REQUIREMENTS: In the listing that follows, how many lines contain the string "problem"? Provide only the number.
★ ★ ★ ★
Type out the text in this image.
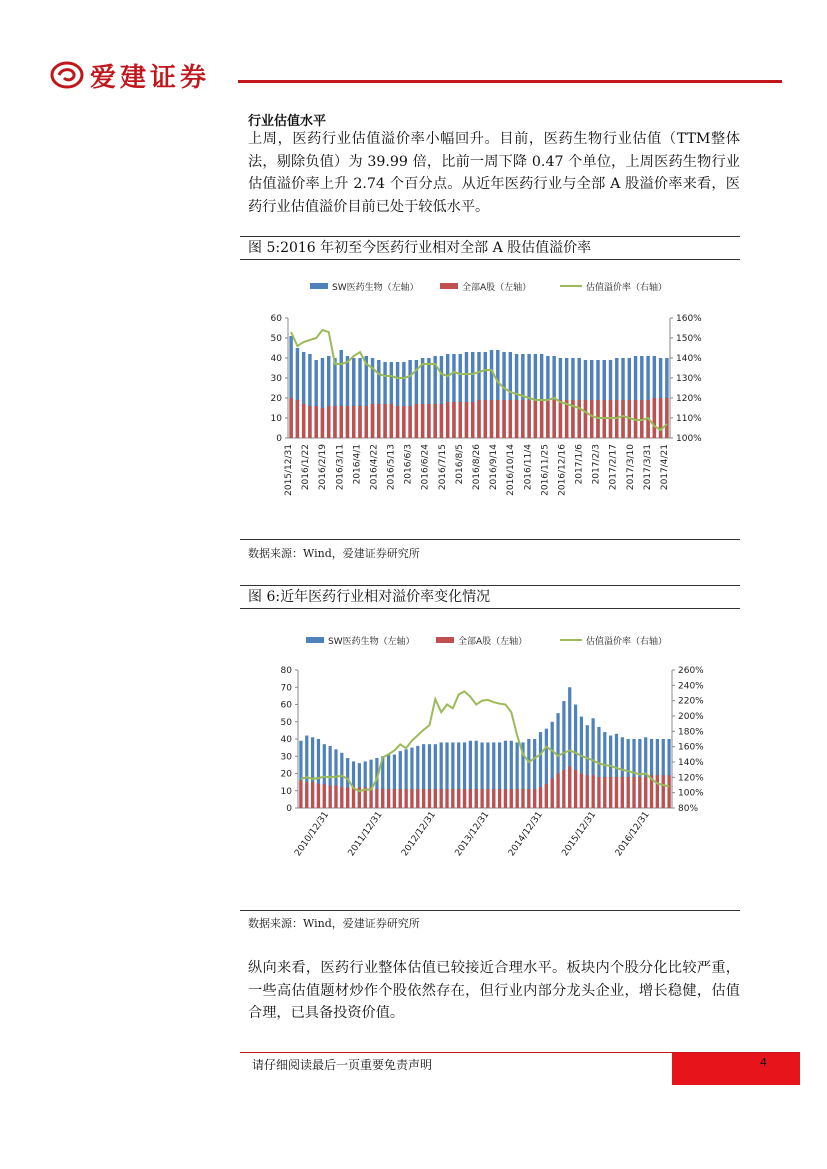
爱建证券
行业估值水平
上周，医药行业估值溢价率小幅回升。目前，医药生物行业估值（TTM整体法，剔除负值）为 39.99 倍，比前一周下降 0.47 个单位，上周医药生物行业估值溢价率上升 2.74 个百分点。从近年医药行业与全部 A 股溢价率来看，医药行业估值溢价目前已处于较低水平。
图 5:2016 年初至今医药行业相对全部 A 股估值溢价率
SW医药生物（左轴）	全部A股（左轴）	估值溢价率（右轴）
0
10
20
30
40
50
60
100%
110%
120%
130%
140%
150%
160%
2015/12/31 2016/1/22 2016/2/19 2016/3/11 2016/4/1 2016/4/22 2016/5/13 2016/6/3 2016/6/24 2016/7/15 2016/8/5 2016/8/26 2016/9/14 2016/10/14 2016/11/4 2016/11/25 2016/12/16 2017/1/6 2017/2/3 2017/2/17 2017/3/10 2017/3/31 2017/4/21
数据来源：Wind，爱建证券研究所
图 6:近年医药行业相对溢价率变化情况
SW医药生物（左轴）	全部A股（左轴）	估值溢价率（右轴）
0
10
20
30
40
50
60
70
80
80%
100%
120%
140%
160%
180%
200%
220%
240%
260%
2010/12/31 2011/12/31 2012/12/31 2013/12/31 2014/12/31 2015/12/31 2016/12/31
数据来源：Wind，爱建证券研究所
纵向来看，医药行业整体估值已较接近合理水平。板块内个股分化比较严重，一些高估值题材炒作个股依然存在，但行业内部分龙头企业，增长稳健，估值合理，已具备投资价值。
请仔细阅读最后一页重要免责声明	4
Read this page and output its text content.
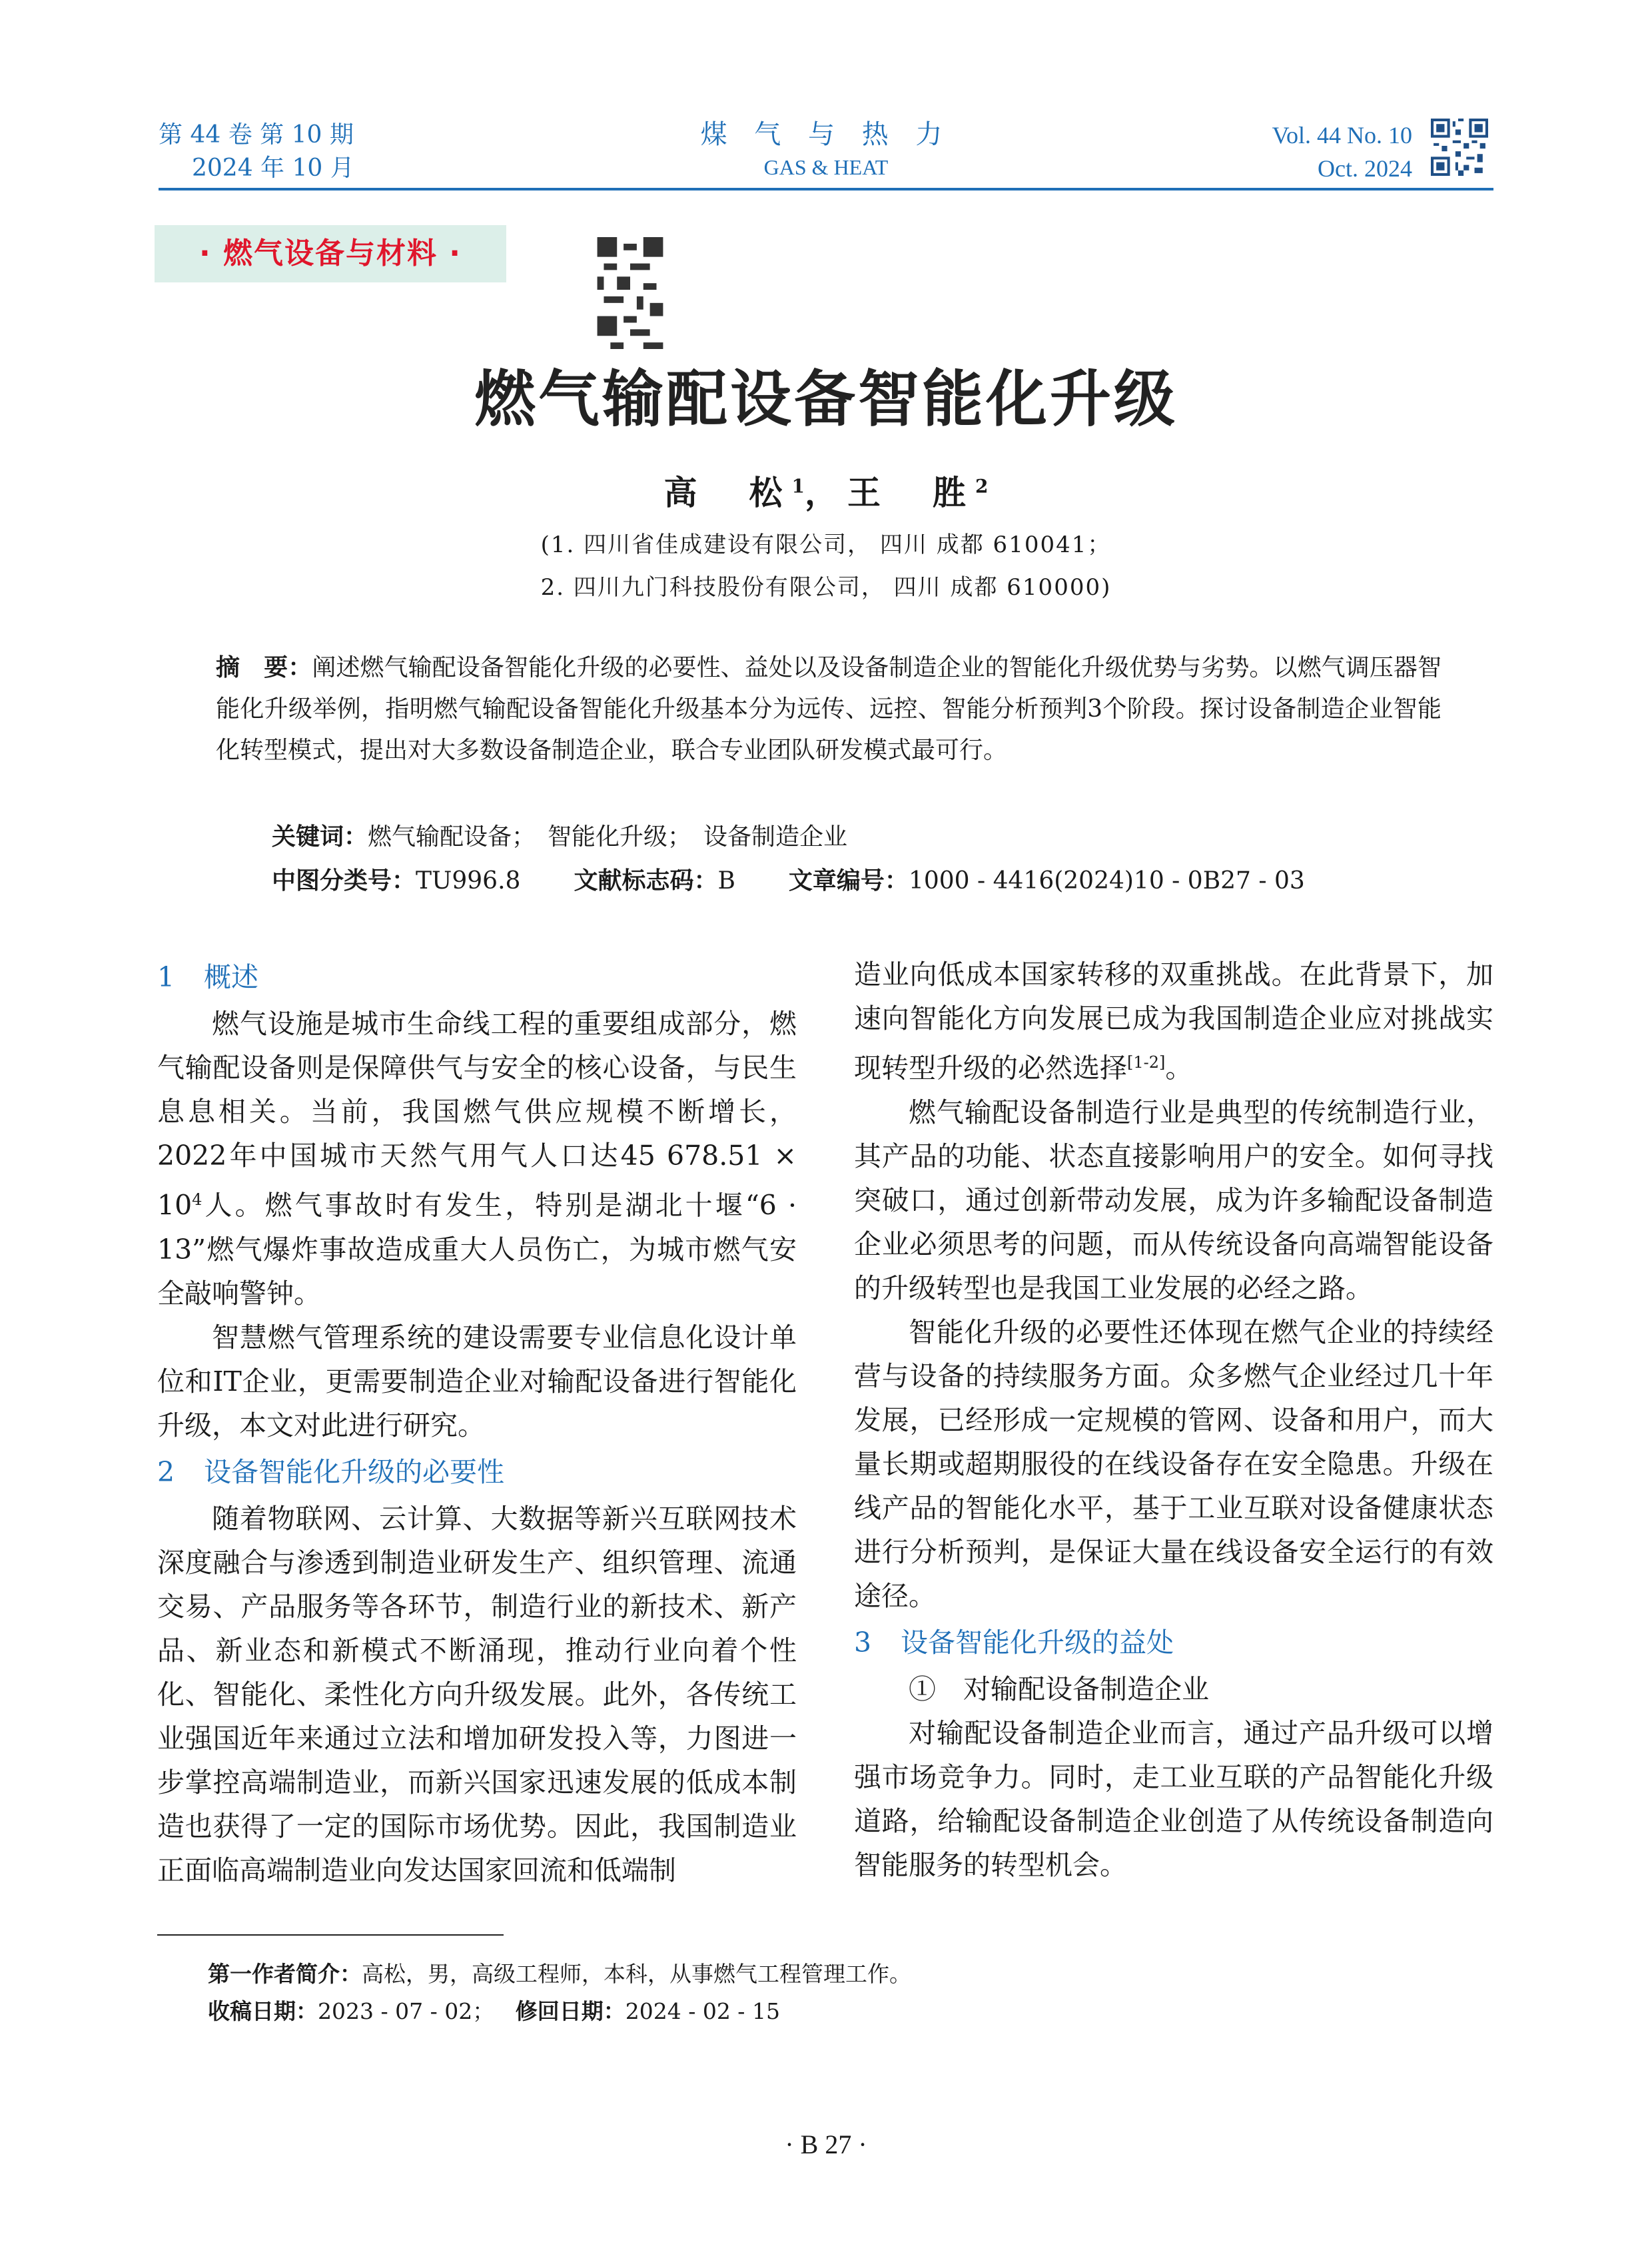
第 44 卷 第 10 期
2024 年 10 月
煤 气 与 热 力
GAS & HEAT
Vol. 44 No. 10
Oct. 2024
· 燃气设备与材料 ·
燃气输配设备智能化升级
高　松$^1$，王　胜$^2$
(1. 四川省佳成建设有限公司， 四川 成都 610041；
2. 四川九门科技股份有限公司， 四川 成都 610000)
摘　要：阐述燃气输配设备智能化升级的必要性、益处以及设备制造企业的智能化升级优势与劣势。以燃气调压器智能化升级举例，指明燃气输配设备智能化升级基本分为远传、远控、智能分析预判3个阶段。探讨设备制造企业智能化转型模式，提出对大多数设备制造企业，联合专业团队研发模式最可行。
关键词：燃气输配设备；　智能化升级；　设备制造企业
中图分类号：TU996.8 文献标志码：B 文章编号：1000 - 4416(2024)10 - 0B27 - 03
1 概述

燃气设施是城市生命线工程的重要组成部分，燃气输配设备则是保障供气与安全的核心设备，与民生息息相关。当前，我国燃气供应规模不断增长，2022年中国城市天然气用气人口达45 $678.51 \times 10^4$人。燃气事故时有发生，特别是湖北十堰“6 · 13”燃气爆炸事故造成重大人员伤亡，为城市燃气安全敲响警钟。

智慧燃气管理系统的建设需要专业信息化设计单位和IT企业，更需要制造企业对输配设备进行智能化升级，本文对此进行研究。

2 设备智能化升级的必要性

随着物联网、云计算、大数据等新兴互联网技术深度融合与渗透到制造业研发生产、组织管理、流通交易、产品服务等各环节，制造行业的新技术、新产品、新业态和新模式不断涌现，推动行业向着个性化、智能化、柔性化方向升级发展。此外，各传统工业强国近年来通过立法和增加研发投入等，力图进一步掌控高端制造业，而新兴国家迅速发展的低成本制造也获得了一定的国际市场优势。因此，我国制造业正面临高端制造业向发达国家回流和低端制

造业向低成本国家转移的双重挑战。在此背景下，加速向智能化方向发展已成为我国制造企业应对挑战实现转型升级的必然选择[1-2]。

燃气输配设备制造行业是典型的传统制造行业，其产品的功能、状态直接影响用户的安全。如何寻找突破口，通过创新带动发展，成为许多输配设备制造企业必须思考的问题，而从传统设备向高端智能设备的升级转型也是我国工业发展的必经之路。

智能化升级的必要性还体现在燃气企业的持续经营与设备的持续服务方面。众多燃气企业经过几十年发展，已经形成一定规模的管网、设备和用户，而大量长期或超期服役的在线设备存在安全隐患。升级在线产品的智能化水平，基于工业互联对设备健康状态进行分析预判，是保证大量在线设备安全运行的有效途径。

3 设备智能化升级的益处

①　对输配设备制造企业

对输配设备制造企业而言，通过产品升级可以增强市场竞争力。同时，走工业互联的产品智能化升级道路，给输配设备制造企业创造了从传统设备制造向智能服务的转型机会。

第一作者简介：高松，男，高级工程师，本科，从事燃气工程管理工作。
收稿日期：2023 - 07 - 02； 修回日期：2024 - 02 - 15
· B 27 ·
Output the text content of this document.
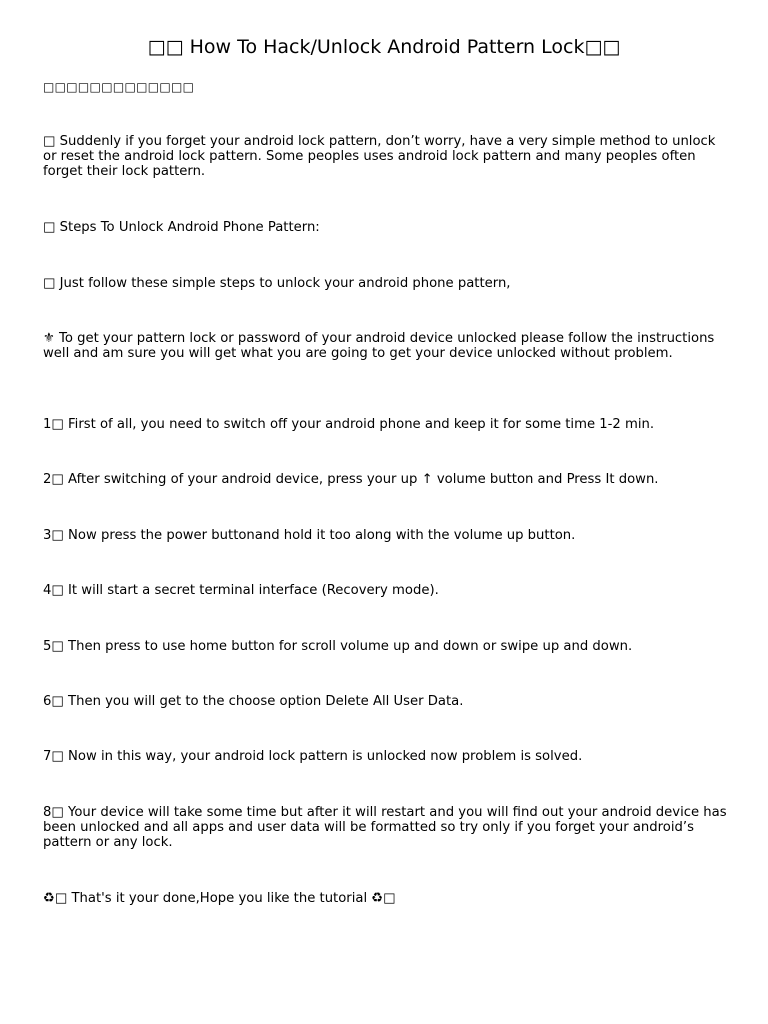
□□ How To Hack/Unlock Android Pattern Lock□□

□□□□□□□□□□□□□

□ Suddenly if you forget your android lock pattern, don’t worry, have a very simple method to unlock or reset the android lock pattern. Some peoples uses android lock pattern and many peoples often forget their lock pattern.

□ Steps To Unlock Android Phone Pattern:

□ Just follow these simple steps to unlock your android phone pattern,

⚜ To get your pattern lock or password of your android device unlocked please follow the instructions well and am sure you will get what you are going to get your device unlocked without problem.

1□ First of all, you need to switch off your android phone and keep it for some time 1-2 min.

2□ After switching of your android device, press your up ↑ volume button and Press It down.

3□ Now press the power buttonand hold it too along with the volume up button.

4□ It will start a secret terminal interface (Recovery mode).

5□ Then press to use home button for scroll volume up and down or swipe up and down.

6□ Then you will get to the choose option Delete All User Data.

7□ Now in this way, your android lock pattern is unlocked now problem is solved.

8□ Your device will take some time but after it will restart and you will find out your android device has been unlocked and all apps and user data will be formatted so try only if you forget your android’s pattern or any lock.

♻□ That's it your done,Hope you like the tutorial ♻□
★ ★ ★ ★
SOLUTION: 2